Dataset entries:
--- begin ---

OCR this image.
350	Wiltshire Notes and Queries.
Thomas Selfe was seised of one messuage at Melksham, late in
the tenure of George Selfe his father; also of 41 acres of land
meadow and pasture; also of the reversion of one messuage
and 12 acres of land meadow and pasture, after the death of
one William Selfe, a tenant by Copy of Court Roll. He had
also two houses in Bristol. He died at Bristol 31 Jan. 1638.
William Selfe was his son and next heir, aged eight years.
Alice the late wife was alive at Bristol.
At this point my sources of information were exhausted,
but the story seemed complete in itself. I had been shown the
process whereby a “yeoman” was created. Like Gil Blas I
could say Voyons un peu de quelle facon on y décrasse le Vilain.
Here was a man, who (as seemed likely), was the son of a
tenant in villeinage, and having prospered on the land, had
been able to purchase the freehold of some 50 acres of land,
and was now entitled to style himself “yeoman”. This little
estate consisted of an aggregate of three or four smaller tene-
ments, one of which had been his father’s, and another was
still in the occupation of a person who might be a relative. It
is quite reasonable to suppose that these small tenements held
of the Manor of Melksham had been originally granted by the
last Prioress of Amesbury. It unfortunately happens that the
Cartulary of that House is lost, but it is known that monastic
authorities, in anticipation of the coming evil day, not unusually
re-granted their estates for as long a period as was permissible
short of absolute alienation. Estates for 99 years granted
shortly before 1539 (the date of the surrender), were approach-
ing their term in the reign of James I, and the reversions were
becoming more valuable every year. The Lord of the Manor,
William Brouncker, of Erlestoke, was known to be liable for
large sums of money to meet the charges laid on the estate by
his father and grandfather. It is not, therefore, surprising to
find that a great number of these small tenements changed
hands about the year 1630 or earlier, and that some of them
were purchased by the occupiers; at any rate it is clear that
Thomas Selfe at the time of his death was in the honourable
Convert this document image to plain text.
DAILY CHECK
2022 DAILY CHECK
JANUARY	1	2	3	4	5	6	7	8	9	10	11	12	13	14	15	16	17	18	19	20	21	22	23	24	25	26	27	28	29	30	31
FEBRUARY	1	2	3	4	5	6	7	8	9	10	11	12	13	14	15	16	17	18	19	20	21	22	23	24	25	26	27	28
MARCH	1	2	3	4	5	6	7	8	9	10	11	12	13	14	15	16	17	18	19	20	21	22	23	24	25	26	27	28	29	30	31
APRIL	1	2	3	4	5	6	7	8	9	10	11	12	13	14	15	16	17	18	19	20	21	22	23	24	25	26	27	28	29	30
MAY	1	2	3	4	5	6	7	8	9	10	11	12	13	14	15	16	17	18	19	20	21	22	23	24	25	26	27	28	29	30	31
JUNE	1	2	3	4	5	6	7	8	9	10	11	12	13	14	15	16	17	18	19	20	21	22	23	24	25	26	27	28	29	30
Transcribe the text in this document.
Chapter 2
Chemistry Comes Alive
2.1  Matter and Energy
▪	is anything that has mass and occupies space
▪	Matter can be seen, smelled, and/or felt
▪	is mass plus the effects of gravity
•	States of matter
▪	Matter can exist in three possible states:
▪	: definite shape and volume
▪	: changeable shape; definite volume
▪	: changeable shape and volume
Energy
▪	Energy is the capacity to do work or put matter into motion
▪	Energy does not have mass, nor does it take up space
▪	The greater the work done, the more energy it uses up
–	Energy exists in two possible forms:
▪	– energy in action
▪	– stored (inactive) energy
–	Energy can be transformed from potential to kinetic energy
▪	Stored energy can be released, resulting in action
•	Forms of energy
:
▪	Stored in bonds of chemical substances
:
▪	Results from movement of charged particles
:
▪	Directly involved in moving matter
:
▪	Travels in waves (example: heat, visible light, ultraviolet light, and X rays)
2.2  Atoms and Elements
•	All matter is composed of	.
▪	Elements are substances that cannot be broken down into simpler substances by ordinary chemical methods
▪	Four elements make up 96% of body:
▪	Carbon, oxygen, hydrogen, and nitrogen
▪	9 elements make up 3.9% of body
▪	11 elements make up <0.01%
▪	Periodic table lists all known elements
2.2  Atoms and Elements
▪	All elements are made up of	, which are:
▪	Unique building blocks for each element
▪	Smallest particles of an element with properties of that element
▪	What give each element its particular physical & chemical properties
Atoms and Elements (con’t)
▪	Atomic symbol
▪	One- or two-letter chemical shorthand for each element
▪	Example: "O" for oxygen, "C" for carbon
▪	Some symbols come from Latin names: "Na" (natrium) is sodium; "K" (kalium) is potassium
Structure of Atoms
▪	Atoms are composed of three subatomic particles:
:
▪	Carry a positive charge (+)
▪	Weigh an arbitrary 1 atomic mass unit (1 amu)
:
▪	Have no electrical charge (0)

--- end ---

Go through the material and copy out every line with "tenements" in it.

**CORRECT OUTPUT:**
is quite reasonable to suppose that these small tenements held
find that a great number of these small tenements changed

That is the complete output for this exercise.